How to complete this task: The sole answer should be the number of lines in the material below that hold "series".

Records for the task:
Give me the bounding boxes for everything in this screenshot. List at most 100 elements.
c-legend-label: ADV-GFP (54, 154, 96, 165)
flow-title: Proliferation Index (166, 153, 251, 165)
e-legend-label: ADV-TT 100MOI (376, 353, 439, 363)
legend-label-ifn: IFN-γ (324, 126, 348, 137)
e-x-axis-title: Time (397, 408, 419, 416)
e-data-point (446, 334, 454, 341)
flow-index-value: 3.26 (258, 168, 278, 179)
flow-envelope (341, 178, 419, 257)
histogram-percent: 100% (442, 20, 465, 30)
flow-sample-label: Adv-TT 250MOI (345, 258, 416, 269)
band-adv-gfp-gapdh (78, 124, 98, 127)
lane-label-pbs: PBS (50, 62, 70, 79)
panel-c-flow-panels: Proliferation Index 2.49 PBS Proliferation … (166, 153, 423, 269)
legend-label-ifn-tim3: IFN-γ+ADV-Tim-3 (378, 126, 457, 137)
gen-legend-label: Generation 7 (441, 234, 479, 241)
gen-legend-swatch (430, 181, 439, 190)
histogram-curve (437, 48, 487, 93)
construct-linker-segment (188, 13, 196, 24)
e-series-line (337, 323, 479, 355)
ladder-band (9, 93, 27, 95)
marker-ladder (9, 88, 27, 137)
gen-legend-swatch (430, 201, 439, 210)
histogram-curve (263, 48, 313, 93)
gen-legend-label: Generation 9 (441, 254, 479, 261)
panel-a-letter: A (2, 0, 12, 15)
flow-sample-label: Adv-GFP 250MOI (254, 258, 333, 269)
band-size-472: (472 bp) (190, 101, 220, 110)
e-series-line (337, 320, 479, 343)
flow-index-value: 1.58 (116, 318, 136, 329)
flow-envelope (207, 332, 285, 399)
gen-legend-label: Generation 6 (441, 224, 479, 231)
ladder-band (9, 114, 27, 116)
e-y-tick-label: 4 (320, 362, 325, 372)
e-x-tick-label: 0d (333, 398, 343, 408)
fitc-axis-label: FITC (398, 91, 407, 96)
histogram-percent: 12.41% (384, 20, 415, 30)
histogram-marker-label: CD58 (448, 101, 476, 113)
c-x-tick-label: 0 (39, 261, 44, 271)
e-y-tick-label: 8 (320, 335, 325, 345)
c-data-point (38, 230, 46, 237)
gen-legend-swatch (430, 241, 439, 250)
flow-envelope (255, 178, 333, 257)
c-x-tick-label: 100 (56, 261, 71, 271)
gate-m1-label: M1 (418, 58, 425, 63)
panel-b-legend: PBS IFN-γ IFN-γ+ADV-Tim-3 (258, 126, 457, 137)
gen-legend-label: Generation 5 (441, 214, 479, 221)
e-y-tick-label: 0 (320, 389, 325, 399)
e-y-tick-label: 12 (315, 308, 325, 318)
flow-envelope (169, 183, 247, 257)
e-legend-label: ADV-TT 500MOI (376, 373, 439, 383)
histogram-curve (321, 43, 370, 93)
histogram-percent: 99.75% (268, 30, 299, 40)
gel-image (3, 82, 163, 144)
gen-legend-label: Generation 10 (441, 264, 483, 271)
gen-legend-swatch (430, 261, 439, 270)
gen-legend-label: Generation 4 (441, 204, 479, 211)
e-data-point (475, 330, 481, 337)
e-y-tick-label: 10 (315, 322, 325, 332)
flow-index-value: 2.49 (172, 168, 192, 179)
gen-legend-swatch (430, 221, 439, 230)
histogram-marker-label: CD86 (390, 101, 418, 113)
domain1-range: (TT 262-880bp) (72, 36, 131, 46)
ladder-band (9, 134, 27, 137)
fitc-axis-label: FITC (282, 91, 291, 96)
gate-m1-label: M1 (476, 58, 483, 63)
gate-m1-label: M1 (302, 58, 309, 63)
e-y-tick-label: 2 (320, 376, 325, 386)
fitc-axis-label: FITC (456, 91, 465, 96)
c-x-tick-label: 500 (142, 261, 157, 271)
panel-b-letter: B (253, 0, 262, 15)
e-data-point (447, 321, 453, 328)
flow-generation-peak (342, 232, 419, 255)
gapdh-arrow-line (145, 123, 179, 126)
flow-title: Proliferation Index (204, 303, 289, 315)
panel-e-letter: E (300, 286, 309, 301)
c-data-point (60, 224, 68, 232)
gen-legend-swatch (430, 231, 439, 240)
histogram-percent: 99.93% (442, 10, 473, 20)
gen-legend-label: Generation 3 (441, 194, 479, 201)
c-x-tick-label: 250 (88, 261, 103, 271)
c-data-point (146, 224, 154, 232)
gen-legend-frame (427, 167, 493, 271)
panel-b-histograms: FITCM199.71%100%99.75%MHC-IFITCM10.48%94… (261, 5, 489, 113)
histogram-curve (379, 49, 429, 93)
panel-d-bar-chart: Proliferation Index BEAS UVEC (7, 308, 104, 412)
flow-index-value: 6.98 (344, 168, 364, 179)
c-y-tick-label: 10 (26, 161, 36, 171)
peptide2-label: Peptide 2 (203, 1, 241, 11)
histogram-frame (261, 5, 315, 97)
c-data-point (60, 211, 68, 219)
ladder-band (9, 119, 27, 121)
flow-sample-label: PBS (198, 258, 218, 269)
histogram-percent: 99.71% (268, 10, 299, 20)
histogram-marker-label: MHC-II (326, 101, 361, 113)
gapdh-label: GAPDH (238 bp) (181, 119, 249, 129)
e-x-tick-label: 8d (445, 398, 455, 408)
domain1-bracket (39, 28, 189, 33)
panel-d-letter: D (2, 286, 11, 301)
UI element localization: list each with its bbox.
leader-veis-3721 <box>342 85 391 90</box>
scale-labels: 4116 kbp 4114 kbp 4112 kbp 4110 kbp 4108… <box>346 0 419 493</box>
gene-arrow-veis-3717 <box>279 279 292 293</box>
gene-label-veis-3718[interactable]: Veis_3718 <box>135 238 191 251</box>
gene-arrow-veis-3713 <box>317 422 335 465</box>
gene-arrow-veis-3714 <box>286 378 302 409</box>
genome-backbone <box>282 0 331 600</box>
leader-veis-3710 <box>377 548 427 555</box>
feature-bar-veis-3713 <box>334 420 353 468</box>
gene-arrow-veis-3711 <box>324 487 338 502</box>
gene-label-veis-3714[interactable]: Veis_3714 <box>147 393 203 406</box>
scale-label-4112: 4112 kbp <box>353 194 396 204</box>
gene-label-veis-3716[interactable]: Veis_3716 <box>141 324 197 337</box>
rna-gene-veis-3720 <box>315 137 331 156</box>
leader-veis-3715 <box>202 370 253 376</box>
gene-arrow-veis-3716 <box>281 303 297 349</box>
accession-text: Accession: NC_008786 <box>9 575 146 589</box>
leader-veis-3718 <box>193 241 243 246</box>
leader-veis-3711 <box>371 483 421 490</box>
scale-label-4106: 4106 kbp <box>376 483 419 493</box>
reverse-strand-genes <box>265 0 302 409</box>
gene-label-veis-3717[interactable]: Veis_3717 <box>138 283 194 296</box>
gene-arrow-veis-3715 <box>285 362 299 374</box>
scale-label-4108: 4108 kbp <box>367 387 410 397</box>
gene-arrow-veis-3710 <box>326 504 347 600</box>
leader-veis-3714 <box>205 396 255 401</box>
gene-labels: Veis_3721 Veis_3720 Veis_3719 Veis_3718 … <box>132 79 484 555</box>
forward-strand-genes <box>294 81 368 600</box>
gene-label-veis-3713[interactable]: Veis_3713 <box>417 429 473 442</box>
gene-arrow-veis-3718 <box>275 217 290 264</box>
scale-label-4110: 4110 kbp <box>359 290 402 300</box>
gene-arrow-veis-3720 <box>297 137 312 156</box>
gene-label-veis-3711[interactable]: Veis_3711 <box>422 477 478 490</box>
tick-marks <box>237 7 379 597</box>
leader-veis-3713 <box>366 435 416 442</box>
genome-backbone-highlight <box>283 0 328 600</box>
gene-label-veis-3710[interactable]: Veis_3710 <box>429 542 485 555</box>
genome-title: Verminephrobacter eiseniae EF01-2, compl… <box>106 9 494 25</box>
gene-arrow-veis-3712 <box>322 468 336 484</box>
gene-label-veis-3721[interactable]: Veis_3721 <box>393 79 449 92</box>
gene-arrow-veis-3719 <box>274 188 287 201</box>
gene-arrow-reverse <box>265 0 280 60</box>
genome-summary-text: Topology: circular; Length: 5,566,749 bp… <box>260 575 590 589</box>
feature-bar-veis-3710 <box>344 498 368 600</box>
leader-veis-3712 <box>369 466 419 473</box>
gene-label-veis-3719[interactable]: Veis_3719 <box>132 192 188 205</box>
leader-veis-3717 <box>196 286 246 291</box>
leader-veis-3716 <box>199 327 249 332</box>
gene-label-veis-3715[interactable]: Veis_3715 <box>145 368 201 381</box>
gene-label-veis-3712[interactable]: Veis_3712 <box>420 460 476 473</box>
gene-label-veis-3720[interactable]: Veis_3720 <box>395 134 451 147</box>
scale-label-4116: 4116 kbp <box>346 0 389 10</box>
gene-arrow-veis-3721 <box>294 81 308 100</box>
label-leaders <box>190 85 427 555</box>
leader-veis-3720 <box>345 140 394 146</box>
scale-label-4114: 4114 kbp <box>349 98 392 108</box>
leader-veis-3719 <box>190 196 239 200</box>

Answer to the exercise: 2